• WHAT YOU ARE ASKED TO DO
Answer these about the Harris Westminster article:
1. According to the article, how much do Westminster School parents pay each year?
2. In which newspaper did the article appear, and on what date?
3. Which two institutions make up the alliance behind Harris Westminster Sixth Form?

• SELECTED PASSAGE
Could Harris Westminster be the most elitist school in the country?

Article featured in The Times on 16th April 2015.

Pupils at Harris Westminster School - Bethany Clarke

Helen Rumbelow

If you stand on a street leading towards Westminster Abbey, you can see two different life paths stretched out in front of you. Within squinting distance is Westminster School, with pupils in their pretty pink ties striding through the stone arch of their ancient institution. Their parents pay more than £25,000 a year to get them fast-tracked to Oxbridge and a life of privilege.

And here, where I am standing, are 16-year-olds from the other extreme of the class divide. They hunch nervously as they go through the glass doors of a modern office block. They are kids from the depths of east and south London, whose parents may be unemployed or cleaners or bus drivers, but who are being groomed for an unprecedented social experiment. Their parents will pay no fees and hope for fast-tracking to Oxbridge.

Here’s the catch: they have to prove, in a series of exams and interviews, that I am here to witness, that they are very smart. They have to hold their own if they end up — as some do — in the same classroom as the über-educated rich kids down the street. This is Harris Westminster Sixth Form, an alliance of Harris, the successful chain of urban academies, and Westminster School, which regularly ranks as achieving the most Oxbridge entrants of any school.

• RAW RECORDS
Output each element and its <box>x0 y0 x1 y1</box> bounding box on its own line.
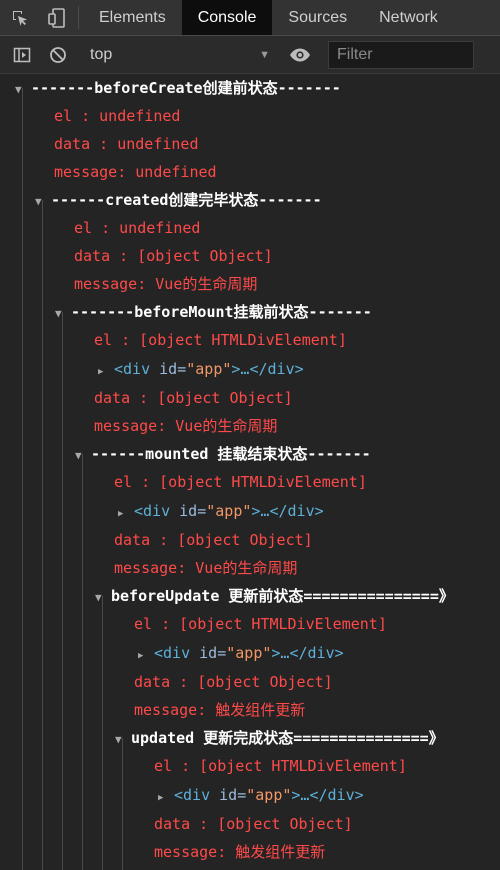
devtools-tabbar: Elements Console Sources Network <box>0 0 500 36</box>
dom-node-preview[interactable]: ▶ <div id="app">…</div> <box>0 639 500 667</box>
filter-input[interactable] <box>328 40 474 69</box>
tabbar-divider <box>78 6 79 29</box>
expand-triangle-icon[interactable]: ▼ <box>55 300 71 328</box>
expand-triangle-icon[interactable]: ▼ <box>15 76 31 104</box>
expand-node-triangle-icon[interactable]: ▶ <box>98 358 114 386</box>
log-line: data : [object Object] <box>74 247 273 265</box>
log-line: message: Vue的生命周期 <box>114 559 298 577</box>
expand-triangle-icon[interactable]: ▼ <box>95 584 111 612</box>
log-line: el : [object HTMLDivElement] <box>114 473 367 491</box>
console-group-header[interactable]: ▼ -------beforeCreate创建前状态------- <box>0 74 500 102</box>
dropdown-arrow-icon: ▼ <box>259 48 270 61</box>
log-line: el : [object HTMLDivElement] <box>154 757 407 775</box>
group-title: -------beforeMount挂载前状态------- <box>71 303 372 321</box>
tab-sources[interactable]: Sources <box>272 0 363 35</box>
log-line: message: 触发组件更新 <box>154 843 326 861</box>
console-group-header[interactable]: ▼ updated 更新完成状态===============》 <box>0 724 500 752</box>
log-line: data : [object Object] <box>134 673 333 691</box>
group-title: -------beforeCreate创建前状态------- <box>31 79 341 97</box>
expand-triangle-icon[interactable]: ▼ <box>35 188 51 216</box>
expand-node-triangle-icon[interactable]: ▶ <box>158 784 174 812</box>
show-sidebar-icon[interactable] <box>8 41 36 69</box>
group-title: ------mounted 挂载结束状态------- <box>91 445 371 463</box>
group-title: beforeUpdate 更新前状态===============》 <box>111 587 454 605</box>
expand-triangle-icon[interactable]: ▼ <box>115 726 131 754</box>
group-title: updated 更新完成状态===============》 <box>131 729 444 747</box>
group-title: ------created创建完毕状态------- <box>51 191 322 209</box>
log-line: data : [object Object] <box>94 389 293 407</box>
context-selector[interactable]: top ▼ <box>90 46 280 64</box>
tab-network[interactable]: Network <box>363 0 454 35</box>
log-line: el : [object HTMLDivElement] <box>94 331 347 349</box>
log-line: el : [object HTMLDivElement] <box>134 615 387 633</box>
clear-console-icon[interactable] <box>44 41 72 69</box>
tab-console[interactable]: Console <box>181 0 273 35</box>
log-line: data : [object Object] <box>154 815 353 833</box>
dom-node-preview[interactable]: ▶ <div id="app">…</div> <box>0 497 500 525</box>
context-selector-value: top <box>90 45 113 63</box>
expand-node-triangle-icon[interactable]: ▶ <box>138 642 154 670</box>
log-line: message: undefined <box>54 163 217 181</box>
dom-node-preview[interactable]: ▶ <div id="app">…</div> <box>0 355 500 383</box>
log-line: el : undefined <box>74 219 201 237</box>
tab-elements[interactable]: Elements <box>83 0 182 35</box>
console-group-header[interactable]: ▼ -------beforeMount挂载前状态------- <box>0 298 500 326</box>
dom-node-preview[interactable]: ▶ <div id="app">…</div> <box>0 781 500 809</box>
console-group-header[interactable]: ▼ beforeUpdate 更新前状态===============》 <box>0 582 500 610</box>
log-line: el : undefined <box>54 107 181 125</box>
console-output: ▼ -------beforeCreate创建前状态------- el : un… <box>0 74 500 870</box>
device-toolbar-icon[interactable] <box>40 0 74 35</box>
log-line: data : undefined <box>54 135 199 153</box>
console-group-header[interactable]: ▼ ------created创建完毕状态------- <box>0 186 500 214</box>
inspect-element-icon[interactable] <box>0 0 40 35</box>
expand-triangle-icon[interactable]: ▼ <box>75 442 91 470</box>
expand-node-triangle-icon[interactable]: ▶ <box>118 500 134 528</box>
console-toolbar: top ▼ <box>0 36 500 74</box>
log-line: data : [object Object] <box>114 531 313 549</box>
log-line: message: 触发组件更新 <box>134 701 306 719</box>
log-line: message: Vue的生命周期 <box>94 417 278 435</box>
log-line: message: Vue的生命周期 <box>74 275 258 293</box>
console-group-header[interactable]: ▼ ------mounted 挂载结束状态------- <box>0 440 500 468</box>
live-expression-eye-icon[interactable] <box>286 41 314 69</box>
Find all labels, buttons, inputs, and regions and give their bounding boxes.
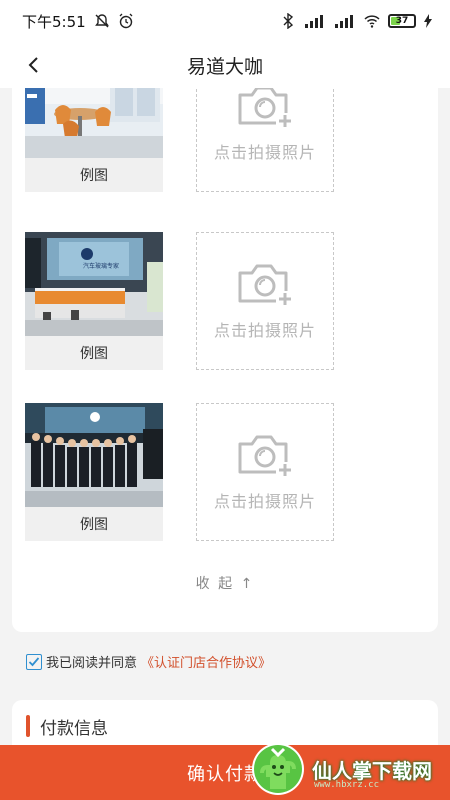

• TASK ANSWER
1. More than £25,000 a year.
2. The Times, on 16th April 2015.
3. Harris, the chain of urban academies, and Westminster School.